## begin
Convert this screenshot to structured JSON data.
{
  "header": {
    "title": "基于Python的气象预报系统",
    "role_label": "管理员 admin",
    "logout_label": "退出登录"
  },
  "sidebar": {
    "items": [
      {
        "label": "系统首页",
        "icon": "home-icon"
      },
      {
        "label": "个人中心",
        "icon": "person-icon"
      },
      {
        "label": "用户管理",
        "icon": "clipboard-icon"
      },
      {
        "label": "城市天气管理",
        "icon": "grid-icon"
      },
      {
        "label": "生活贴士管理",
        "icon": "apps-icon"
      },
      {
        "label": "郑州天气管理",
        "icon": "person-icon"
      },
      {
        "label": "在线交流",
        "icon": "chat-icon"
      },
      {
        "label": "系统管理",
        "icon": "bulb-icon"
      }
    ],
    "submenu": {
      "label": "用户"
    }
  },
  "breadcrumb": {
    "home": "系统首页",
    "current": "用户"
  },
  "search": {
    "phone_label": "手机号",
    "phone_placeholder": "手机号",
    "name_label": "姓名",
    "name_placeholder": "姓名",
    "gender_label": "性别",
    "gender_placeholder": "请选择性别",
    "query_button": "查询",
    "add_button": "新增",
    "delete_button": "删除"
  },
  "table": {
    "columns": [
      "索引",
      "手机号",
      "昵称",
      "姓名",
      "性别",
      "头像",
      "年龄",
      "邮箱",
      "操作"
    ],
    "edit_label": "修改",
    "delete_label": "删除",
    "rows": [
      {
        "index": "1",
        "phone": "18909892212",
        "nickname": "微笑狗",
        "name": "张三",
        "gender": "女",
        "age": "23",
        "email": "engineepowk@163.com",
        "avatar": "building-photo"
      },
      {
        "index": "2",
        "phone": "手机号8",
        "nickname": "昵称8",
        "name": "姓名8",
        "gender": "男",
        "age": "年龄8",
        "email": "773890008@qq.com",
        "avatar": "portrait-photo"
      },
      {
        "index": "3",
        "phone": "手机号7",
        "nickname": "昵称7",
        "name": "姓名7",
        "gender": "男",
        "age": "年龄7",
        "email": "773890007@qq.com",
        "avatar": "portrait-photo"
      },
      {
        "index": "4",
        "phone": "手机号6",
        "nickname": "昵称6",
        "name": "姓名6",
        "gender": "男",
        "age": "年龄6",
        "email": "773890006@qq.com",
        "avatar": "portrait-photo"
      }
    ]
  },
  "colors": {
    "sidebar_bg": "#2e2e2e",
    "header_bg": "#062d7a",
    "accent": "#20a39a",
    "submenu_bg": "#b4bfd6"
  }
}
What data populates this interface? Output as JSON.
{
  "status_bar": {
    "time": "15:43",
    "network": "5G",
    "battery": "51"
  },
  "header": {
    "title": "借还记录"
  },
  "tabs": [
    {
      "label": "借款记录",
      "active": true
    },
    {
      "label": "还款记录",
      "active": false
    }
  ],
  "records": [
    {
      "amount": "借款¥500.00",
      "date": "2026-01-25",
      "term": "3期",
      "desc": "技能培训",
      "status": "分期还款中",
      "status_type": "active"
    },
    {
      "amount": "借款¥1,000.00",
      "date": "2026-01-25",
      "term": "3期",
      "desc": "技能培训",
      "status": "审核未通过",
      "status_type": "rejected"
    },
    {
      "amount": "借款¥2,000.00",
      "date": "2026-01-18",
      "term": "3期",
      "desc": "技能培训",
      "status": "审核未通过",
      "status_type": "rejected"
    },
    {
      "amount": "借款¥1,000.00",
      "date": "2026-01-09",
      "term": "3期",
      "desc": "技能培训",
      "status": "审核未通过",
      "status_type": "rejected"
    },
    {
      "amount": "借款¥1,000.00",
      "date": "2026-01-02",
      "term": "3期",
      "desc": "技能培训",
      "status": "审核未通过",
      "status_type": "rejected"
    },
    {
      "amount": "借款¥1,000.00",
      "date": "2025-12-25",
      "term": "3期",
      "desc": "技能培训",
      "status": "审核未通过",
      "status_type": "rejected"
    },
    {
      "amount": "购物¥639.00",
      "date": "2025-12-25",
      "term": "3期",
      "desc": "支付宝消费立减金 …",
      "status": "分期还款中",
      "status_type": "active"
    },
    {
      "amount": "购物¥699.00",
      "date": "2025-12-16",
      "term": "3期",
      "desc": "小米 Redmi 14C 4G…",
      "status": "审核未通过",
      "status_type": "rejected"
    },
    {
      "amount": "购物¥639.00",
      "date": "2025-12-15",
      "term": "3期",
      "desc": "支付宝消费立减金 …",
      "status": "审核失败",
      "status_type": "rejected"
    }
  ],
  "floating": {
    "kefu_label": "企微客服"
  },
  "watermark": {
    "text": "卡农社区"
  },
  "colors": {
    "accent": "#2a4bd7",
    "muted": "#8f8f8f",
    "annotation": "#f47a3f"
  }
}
## end
Exercise task:
All of the material must be reproduced exactly.

The solution:
Convert this screenshot to structured JSON data.
{
  "header": {
    "title": "基于Python的气象预报系统",
    "role_label": "管理员 admin",
    "logout_label": "退出登录"
  },
  "sidebar": {
    "items": [
      {
        "label": "系统首页",
        "icon": "home-icon"
      },
      {
        "label": "个人中心",
        "icon": "person-icon"
      },
      {
        "label": "用户管理",
        "icon": "clipboard-icon"
      },
      {
        "label": "城市天气管理",
        "icon": "grid-icon"
      },
      {
        "label": "生活贴士管理",
        "icon": "apps-icon"
      },
      {
        "label": "郑州天气管理",
        "icon": "person-icon"
      },
      {
        "label": "在线交流",
        "icon": "chat-icon"
      },
      {
        "label": "系统管理",
        "icon": "bulb-icon"
      }
    ],
    "submenu": {
      "label": "用户"
    }
  },
  "breadcrumb": {
    "home": "系统首页",
    "current": "用户"
  },
  "search": {
    "phone_label": "手机号",
    "phone_placeholder": "手机号",
    "name_label": "姓名",
    "name_placeholder": "姓名",
    "gender_label": "性别",
    "gender_placeholder": "请选择性别",
    "query_button": "查询",
    "add_button": "新增",
    "delete_button": "删除"
  },
  "table": {
    "columns": [
      "索引",
      "手机号",
      "昵称",
      "姓名",
      "性别",
      "头像",
      "年龄",
      "邮箱",
      "操作"
    ],
    "edit_label": "修改",
    "delete_label": "删除",
    "rows": [
      {
        "index": "1",
        "phone": "18909892212",
        "nickname": "微笑狗",
        "name": "张三",
        "gender": "女",
        "age": "23",
        "email": "engineepowk@163.com",
        "avatar": "building-photo"
      },
      {
        "index": "2",
        "phone": "手机号8",
        "nickname": "昵称8",
        "name": "姓名8",
        "gender": "男",
        "age": "年龄8",
        "email": "773890008@qq.com",
        "avatar": "portrait-photo"
      },
      {
        "index": "3",
        "phone": "手机号7",
        "nickname": "昵称7",
        "name": "姓名7",
        "gender": "男",
        "age": "年龄7",
        "email": "773890007@qq.com",
        "avatar": "portrait-photo"
      },
      {
        "index": "4",
        "phone": "手机号6",
        "nickname": "昵称6",
        "name": "姓名6",
        "gender": "男",
        "age": "年龄6",
        "email": "773890006@qq.com",
        "avatar": "portrait-photo"
      }
    ]
  },
  "colors": {
    "sidebar_bg": "#2e2e2e",
    "header_bg": "#062d7a",
    "accent": "#20a39a",
    "submenu_bg": "#b4bfd6"
  }
}
What data populates this interface? Output as JSON.
{
  "status_bar": {
    "time": "15:43",
    "network": "5G",
    "battery": "51"
  },
  "header": {
    "title": "借还记录"
  },
  "tabs": [
    {
      "label": "借款记录",
      "active": true
    },
    {
      "label": "还款记录",
      "active": false
    }
  ],
  "records": [
    {
      "amount": "借款¥500.00",
      "date": "2026-01-25",
      "term": "3期",
      "desc": "技能培训",
      "status": "分期还款中",
      "status_type": "active"
    },
    {
      "amount": "借款¥1,000.00",
      "date": "2026-01-25",
      "term": "3期",
      "desc": "技能培训",
      "status": "审核未通过",
      "status_type": "rejected"
    },
    {
      "amount": "借款¥2,000.00",
      "date": "2026-01-18",
      "term": "3期",
      "desc": "技能培训",
      "status": "审核未通过",
      "status_type": "rejected"
    },
    {
      "amount": "借款¥1,000.00",
      "date": "2026-01-09",
      "term": "3期",
      "desc": "技能培训",
      "status": "审核未通过",
      "status_type": "rejected"
    },
    {
      "amount": "借款¥1,000.00",
      "date": "2026-01-02",
      "term": "3期",
      "desc": "技能培训",
      "status": "审核未通过",
      "status_type": "rejected"
    },
    {
      "amount": "借款¥1,000.00",
      "date": "2025-12-25",
      "term": "3期",
      "desc": "技能培训",
      "status": "审核未通过",
      "status_type": "rejected"
    },
    {
      "amount": "购物¥639.00",
      "date": "2025-12-25",
      "term": "3期",
      "desc": "支付宝消费立减金 …",
      "status": "分期还款中",
      "status_type": "active"
    },
    {
      "amount": "购物¥699.00",
      "date": "2025-12-16",
      "term": "3期",
      "desc": "小米 Redmi 14C 4G…",
      "status": "审核未通过",
      "status_type": "rejected"
    },
    {
      "amount": "购物¥639.00",
      "date": "2025-12-15",
      "term": "3期",
      "desc": "支付宝消费立减金 …",
      "status": "审核失败",
      "status_type": "rejected"
    }
  ],
  "floating": {
    "kefu_label": "企微客服"
  },
  "watermark": {
    "text": "卡农社区"
  },
  "colors": {
    "accent": "#2a4bd7",
    "muted": "#8f8f8f",
    "annotation": "#f47a3f"
  }
}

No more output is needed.